### Dataset listings of figures
######

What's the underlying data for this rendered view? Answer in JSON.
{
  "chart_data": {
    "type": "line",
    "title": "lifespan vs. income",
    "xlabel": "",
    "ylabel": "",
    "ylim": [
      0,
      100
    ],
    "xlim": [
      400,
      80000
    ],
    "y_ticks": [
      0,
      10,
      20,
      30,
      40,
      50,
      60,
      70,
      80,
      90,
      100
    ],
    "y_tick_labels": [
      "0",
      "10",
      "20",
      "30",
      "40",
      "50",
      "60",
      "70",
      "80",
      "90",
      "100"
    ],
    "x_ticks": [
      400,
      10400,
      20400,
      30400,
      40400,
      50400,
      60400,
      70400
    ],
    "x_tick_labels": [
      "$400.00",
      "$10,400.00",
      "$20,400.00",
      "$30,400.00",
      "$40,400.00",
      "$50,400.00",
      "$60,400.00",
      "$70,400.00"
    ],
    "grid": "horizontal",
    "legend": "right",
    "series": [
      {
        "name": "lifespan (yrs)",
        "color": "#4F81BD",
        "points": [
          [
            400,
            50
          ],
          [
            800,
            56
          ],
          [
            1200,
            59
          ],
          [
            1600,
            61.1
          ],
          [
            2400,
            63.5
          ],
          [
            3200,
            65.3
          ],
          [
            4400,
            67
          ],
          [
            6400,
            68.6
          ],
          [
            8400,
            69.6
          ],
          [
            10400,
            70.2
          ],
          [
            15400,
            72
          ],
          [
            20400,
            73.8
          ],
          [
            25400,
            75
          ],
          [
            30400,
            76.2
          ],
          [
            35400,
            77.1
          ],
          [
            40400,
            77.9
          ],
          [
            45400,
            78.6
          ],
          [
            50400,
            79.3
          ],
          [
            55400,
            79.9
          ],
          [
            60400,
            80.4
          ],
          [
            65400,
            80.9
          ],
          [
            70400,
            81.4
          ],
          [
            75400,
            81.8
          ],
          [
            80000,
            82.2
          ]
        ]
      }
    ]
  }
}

######

### Task directions
Generate an exact reproduction of all entries.

### Answer below
What's the underlying data for this rendered view? Answer in JSON.
{
  "chart_data": {
    "type": "line",
    "title": "lifespan vs. income",
    "xlabel": "",
    "ylabel": "",
    "ylim": [
      0,
      100
    ],
    "xlim": [
      400,
      80000
    ],
    "y_ticks": [
      0,
      10,
      20,
      30,
      40,
      50,
      60,
      70,
      80,
      90,
      100
    ],
    "y_tick_labels": [
      "0",
      "10",
      "20",
      "30",
      "40",
      "50",
      "60",
      "70",
      "80",
      "90",
      "100"
    ],
    "x_ticks": [
      400,
      10400,
      20400,
      30400,
      40400,
      50400,
      60400,
      70400
    ],
    "x_tick_labels": [
      "$400.00",
      "$10,400.00",
      "$20,400.00",
      "$30,400.00",
      "$40,400.00",
      "$50,400.00",
      "$60,400.00",
      "$70,400.00"
    ],
    "grid": "horizontal",
    "legend": "right",
    "series": [
      {
        "name": "lifespan (yrs)",
        "color": "#4F81BD",
        "points": [
          [
            400,
            50
          ],
          [
            800,
            56
          ],
          [
            1200,
            59
          ],
          [
            1600,
            61.1
          ],
          [
            2400,
            63.5
          ],
          [
            3200,
            65.3
          ],
          [
            4400,
            67
          ],
          [
            6400,
            68.6
          ],
          [
            8400,
            69.6
          ],
          [
            10400,
            70.2
          ],
          [
            15400,
            72
          ],
          [
            20400,
            73.8
          ],
          [
            25400,
            75
          ],
          [
            30400,
            76.2
          ],
          [
            35400,
            77.1
          ],
          [
            40400,
            77.9
          ],
          [
            45400,
            78.6
          ],
          [
            50400,
            79.3
          ],
          [
            55400,
            79.9
          ],
          [
            60400,
            80.4
          ],
          [
            65400,
            80.9
          ],
          [
            70400,
            81.4
          ],
          [
            75400,
            81.8
          ],
          [
            80000,
            82.2
          ]
        ]
      }
    ]
  }
}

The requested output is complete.